::: Provided records :::
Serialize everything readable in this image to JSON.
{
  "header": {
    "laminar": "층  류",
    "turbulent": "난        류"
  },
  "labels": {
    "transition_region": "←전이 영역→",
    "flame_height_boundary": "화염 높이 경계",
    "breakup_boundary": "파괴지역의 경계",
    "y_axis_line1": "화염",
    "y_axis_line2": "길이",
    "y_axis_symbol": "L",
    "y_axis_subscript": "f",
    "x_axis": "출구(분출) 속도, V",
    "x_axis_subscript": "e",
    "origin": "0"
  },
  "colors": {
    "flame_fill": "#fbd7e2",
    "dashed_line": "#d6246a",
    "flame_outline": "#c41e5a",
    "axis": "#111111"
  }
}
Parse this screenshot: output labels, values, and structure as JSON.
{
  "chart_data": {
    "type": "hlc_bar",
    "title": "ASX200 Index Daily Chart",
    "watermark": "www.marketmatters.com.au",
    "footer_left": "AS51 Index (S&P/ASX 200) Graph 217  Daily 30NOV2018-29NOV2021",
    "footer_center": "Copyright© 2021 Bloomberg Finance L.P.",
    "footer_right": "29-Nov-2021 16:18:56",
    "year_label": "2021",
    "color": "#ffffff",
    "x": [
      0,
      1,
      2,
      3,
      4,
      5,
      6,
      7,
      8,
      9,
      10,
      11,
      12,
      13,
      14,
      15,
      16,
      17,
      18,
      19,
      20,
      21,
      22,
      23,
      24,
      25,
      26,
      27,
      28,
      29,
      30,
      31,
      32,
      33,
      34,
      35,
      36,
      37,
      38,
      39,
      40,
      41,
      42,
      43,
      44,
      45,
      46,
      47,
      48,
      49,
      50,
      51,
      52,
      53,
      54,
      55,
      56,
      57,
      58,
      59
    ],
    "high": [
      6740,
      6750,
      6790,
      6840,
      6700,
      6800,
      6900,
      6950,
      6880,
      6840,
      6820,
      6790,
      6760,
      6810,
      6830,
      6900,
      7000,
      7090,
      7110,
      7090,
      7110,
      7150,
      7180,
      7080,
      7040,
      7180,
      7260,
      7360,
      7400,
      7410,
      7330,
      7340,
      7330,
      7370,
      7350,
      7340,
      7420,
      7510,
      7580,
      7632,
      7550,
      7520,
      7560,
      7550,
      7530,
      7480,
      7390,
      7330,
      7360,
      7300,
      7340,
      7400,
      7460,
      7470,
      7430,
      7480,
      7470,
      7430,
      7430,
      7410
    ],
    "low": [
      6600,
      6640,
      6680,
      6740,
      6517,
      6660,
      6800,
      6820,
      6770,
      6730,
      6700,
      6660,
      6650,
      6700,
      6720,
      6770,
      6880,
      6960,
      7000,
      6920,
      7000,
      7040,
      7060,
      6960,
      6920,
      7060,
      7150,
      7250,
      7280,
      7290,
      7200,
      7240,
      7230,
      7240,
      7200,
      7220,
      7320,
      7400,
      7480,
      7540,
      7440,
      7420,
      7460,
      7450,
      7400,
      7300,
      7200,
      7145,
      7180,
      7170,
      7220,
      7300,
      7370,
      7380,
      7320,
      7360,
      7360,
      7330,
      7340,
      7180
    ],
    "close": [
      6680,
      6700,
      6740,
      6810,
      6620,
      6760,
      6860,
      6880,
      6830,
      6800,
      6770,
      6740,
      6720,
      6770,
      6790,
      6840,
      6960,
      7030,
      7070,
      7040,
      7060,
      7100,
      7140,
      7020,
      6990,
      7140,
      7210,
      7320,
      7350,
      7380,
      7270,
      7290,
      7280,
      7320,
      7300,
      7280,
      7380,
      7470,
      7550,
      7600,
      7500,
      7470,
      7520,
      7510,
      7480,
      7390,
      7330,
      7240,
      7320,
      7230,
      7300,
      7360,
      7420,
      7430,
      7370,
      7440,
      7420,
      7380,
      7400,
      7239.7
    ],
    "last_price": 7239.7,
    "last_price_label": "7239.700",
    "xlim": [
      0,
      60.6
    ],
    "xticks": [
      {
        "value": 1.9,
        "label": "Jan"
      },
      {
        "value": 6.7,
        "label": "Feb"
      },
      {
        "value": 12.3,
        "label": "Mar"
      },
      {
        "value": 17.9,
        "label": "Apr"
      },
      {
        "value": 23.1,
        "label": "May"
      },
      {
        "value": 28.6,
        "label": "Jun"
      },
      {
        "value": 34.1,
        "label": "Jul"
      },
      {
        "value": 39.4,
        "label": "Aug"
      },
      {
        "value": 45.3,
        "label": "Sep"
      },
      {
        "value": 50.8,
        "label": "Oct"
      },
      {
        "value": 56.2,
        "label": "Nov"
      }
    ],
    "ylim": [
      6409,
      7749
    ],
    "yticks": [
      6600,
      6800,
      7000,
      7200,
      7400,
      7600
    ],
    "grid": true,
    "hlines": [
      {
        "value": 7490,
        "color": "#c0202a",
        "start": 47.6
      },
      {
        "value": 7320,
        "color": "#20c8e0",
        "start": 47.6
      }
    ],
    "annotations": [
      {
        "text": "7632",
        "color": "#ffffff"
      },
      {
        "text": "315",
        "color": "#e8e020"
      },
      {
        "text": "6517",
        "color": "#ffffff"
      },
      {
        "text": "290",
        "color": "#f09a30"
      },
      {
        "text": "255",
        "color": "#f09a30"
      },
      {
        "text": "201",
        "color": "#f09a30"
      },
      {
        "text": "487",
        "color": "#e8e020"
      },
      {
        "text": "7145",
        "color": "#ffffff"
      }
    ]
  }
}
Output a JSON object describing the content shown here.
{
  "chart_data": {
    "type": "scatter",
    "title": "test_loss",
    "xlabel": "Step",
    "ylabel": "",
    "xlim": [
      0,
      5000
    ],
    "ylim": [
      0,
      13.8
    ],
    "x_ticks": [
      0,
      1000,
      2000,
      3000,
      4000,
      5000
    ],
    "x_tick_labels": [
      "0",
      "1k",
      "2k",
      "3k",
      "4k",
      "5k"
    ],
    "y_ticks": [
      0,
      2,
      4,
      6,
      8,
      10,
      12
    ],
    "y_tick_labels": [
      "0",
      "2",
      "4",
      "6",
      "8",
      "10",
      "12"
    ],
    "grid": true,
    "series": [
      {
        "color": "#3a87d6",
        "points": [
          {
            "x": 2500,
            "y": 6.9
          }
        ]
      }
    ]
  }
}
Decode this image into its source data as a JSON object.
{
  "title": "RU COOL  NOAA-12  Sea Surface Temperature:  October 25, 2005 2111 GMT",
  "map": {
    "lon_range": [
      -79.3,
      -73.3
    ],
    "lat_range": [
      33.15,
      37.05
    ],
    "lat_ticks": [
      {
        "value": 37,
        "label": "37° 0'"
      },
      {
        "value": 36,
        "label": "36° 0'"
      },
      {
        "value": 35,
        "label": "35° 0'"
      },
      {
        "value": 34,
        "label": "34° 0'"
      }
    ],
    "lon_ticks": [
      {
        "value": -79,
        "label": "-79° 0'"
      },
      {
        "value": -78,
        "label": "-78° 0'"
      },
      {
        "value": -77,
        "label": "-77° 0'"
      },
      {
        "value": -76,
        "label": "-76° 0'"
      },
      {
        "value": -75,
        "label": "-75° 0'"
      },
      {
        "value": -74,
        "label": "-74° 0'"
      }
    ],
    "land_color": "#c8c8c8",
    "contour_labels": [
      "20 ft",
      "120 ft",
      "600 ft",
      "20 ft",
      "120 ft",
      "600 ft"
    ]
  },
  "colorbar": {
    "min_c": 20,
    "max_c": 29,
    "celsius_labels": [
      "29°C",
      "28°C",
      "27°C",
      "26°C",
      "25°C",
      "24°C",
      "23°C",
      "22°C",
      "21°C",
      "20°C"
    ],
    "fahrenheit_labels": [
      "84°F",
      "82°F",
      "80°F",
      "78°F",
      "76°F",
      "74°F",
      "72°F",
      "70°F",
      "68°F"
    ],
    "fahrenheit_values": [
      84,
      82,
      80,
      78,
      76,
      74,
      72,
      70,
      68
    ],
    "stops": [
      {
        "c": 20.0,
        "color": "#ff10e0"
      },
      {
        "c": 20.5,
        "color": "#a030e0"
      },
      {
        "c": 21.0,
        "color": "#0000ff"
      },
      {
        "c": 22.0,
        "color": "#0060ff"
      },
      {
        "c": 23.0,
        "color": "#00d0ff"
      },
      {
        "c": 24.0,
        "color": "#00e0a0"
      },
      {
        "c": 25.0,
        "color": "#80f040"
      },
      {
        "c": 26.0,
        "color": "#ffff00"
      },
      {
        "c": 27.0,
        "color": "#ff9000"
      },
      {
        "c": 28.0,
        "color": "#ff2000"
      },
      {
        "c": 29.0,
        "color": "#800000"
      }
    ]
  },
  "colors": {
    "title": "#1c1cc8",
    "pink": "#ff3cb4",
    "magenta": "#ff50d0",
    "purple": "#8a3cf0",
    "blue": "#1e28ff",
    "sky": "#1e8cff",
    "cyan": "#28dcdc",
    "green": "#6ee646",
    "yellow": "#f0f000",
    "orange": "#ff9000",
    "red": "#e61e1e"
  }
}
:::
* _Work to be completed_
Go through the records above and copy every line with the word "Index".

* _Reply to the task_
    "title": "ASX200 Index Daily Chart",
    "footer_left": "AS51 Index (S&P/ASX 200) Graph 217  Daily 30NOV2018-29NOV2021",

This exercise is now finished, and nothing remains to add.